→ Aim of the task: Where a line holds the string "voltage", return that line.

Records contained in a dataset

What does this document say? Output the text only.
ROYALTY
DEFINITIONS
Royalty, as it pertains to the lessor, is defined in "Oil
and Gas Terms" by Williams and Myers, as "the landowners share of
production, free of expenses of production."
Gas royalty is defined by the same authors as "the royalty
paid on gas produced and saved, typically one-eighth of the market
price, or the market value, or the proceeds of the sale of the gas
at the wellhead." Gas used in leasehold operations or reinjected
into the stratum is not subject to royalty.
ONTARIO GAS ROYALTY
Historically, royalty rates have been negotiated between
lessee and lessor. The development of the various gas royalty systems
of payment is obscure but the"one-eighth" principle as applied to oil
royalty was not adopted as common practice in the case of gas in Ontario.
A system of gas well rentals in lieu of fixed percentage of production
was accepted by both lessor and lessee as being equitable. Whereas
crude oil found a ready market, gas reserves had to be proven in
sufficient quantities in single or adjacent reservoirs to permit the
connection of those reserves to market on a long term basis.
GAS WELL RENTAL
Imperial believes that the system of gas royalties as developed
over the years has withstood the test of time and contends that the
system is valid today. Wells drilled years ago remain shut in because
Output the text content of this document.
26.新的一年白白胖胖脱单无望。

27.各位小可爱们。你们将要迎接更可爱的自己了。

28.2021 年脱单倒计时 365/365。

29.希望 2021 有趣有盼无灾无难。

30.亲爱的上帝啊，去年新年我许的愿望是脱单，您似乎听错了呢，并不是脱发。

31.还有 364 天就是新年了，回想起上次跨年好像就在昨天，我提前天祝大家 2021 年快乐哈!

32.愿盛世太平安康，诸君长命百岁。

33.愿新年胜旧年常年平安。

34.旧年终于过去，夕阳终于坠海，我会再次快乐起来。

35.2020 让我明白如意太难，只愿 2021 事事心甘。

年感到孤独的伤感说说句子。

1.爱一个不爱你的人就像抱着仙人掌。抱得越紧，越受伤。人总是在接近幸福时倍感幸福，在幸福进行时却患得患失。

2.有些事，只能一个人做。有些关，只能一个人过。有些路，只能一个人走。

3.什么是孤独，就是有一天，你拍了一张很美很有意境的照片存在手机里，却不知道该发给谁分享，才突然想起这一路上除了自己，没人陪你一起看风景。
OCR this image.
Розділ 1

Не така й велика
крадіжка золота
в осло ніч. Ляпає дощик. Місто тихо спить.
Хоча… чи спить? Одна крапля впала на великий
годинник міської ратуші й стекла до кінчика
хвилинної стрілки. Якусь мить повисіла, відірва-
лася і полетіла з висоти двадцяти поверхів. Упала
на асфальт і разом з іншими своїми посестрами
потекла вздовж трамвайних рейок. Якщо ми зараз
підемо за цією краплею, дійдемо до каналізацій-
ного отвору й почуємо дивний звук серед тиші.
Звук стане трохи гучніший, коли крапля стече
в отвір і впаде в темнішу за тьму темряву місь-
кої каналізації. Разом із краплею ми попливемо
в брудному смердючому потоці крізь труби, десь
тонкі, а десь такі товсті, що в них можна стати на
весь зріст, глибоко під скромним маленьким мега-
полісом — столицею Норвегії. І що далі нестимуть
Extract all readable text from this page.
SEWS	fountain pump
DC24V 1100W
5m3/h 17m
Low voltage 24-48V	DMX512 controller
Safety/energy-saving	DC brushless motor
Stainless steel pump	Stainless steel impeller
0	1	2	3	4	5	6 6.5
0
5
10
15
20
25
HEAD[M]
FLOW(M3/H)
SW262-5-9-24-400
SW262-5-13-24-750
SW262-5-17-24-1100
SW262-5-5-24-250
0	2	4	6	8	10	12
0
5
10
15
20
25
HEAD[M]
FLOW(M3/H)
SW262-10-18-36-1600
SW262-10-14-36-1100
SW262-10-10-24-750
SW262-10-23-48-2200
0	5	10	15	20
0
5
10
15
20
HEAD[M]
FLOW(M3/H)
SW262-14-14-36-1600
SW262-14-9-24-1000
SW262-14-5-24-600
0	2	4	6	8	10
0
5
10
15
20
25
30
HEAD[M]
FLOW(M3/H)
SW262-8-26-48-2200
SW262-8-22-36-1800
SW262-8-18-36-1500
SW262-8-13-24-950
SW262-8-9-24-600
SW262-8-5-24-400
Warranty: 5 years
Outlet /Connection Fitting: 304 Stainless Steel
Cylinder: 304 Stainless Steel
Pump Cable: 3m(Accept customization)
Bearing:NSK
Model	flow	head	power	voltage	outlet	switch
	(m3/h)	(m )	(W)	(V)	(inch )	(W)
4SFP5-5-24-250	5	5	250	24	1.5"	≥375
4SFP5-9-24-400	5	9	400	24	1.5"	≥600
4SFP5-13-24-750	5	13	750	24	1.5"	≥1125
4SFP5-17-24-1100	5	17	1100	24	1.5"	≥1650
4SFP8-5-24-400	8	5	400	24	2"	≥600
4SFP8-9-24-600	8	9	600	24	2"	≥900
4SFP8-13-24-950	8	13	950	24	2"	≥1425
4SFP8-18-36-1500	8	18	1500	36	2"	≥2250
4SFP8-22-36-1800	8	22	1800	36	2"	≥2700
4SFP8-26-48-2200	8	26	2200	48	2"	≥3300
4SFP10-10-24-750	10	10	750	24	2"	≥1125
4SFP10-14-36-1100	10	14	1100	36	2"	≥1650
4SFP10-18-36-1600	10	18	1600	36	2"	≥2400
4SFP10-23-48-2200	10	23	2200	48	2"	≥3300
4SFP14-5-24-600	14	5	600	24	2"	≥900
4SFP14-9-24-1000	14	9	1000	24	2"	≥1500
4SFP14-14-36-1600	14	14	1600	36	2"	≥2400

→ Final result:
Low voltage 24-48V	DMX512 controller
Model	flow	head	power	voltage	outlet	switch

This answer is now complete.